● Exercise brief
Write out only the tail of the records, beginning at the line containing "What does this" and including the last line, exactly as written.

Raw records:
========================================================================

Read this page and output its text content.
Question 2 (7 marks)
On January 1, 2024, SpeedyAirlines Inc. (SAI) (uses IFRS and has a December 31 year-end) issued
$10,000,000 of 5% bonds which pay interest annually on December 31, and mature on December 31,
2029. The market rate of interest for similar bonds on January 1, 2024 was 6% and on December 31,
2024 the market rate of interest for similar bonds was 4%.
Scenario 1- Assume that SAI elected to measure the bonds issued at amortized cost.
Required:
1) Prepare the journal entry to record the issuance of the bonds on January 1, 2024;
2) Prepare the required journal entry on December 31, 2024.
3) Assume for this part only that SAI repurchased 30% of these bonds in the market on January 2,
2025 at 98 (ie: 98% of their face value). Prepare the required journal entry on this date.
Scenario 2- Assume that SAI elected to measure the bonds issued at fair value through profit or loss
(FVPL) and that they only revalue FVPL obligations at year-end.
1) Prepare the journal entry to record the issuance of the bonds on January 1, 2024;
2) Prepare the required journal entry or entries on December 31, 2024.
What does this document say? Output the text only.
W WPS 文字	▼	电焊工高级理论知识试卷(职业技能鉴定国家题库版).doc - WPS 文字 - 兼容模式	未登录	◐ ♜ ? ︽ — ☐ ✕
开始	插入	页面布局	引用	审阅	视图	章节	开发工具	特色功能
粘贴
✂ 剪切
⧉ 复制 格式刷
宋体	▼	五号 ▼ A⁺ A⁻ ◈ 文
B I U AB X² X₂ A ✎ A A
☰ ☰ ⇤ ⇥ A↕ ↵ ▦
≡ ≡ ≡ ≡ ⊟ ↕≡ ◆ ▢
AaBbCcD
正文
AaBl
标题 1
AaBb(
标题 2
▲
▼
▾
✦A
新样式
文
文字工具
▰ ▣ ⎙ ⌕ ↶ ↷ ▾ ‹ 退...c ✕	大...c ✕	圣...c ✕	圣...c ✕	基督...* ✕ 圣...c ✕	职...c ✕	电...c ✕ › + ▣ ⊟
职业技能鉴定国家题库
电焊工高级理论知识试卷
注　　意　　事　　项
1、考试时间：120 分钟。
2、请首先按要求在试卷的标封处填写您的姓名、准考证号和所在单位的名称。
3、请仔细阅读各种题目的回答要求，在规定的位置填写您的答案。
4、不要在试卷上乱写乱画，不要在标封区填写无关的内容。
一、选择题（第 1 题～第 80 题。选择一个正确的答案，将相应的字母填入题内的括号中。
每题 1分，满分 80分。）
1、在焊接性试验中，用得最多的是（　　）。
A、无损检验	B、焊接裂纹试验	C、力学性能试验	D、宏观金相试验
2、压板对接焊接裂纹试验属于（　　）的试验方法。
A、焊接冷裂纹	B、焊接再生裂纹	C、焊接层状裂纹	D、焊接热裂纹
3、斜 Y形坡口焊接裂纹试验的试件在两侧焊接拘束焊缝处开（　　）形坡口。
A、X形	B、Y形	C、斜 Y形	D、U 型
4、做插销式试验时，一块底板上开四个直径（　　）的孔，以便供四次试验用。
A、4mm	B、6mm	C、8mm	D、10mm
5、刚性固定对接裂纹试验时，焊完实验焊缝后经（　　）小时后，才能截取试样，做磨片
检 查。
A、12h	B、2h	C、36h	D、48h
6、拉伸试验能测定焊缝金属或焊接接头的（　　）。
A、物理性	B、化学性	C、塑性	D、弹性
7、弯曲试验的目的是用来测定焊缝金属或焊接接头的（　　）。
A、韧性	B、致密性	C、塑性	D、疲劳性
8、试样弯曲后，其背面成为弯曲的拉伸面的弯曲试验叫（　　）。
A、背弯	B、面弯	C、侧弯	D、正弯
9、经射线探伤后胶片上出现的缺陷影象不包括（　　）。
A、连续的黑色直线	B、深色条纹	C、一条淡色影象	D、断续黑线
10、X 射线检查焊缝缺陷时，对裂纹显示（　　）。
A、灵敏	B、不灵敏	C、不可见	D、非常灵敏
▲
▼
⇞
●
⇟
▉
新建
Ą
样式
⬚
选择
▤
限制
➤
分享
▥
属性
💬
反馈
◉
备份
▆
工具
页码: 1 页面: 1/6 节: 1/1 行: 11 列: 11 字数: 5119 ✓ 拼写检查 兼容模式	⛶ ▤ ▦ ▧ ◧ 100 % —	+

========================================================================

● Written answer
What does this document say? Output the text only.
W WPS 文字	▼	电焊工高级理论知识试卷(职业技能鉴定国家题库版).doc - WPS 文字 - 兼容模式	未登录	◐ ♜ ? ︽ — ☐ ✕
开始	插入	页面布局	引用	审阅	视图	章节	开发工具	特色功能
粘贴
✂ 剪切
⧉ 复制 格式刷
宋体	▼	五号 ▼ A⁺ A⁻ ◈ 文
B I U AB X² X₂ A ✎ A A
☰ ☰ ⇤ ⇥ A↕ ↵ ▦
≡ ≡ ≡ ≡ ⊟ ↕≡ ◆ ▢
AaBbCcD
正文
AaBl
标题 1
AaBb(
标题 2
▲
▼
▾
✦A
新样式
文
文字工具
▰ ▣ ⎙ ⌕ ↶ ↷ ▾ ‹ 退...c ✕	大...c ✕	圣...c ✕	圣...c ✕	基督...* ✕ 圣...c ✕	职...c ✕	电...c ✕ › + ▣ ⊟
职业技能鉴定国家题库
电焊工高级理论知识试卷
注　　意　　事　　项
1、考试时间：120 分钟。
2、请首先按要求在试卷的标封处填写您的姓名、准考证号和所在单位的名称。
3、请仔细阅读各种题目的回答要求，在规定的位置填写您的答案。
4、不要在试卷上乱写乱画，不要在标封区填写无关的内容。
一、选择题（第 1 题～第 80 题。选择一个正确的答案，将相应的字母填入题内的括号中。
每题 1分，满分 80分。）
1、在焊接性试验中，用得最多的是（　　）。
A、无损检验	B、焊接裂纹试验	C、力学性能试验	D、宏观金相试验
2、压板对接焊接裂纹试验属于（　　）的试验方法。
A、焊接冷裂纹	B、焊接再生裂纹	C、焊接层状裂纹	D、焊接热裂纹
3、斜 Y形坡口焊接裂纹试验的试件在两侧焊接拘束焊缝处开（　　）形坡口。
A、X形	B、Y形	C、斜 Y形	D、U 型
4、做插销式试验时，一块底板上开四个直径（　　）的孔，以便供四次试验用。
A、4mm	B、6mm	C、8mm	D、10mm
5、刚性固定对接裂纹试验时，焊完实验焊缝后经（　　）小时后，才能截取试样，做磨片
检 查。
A、12h	B、2h	C、36h	D、48h
6、拉伸试验能测定焊缝金属或焊接接头的（　　）。
A、物理性	B、化学性	C、塑性	D、弹性
7、弯曲试验的目的是用来测定焊缝金属或焊接接头的（　　）。
A、韧性	B、致密性	C、塑性	D、疲劳性
8、试样弯曲后，其背面成为弯曲的拉伸面的弯曲试验叫（　　）。
A、背弯	B、面弯	C、侧弯	D、正弯
9、经射线探伤后胶片上出现的缺陷影象不包括（　　）。
A、连续的黑色直线	B、深色条纹	C、一条淡色影象	D、断续黑线
10、X 射线检查焊缝缺陷时，对裂纹显示（　　）。
A、灵敏	B、不灵敏	C、不可见	D、非常灵敏
▲
▼
⇞
●
⇟
▉
新建
Ą
样式
⬚
选择
▤
限制
➤
分享
▥
属性
💬
反馈
◉
备份
▆
工具
页码: 1 页面: 1/6 节: 1/1 行: 11 列: 11 字数: 5119 ✓ 拼写检查 兼容模式	⛶ ▤ ▦ ▧ ◧ 100 % —	+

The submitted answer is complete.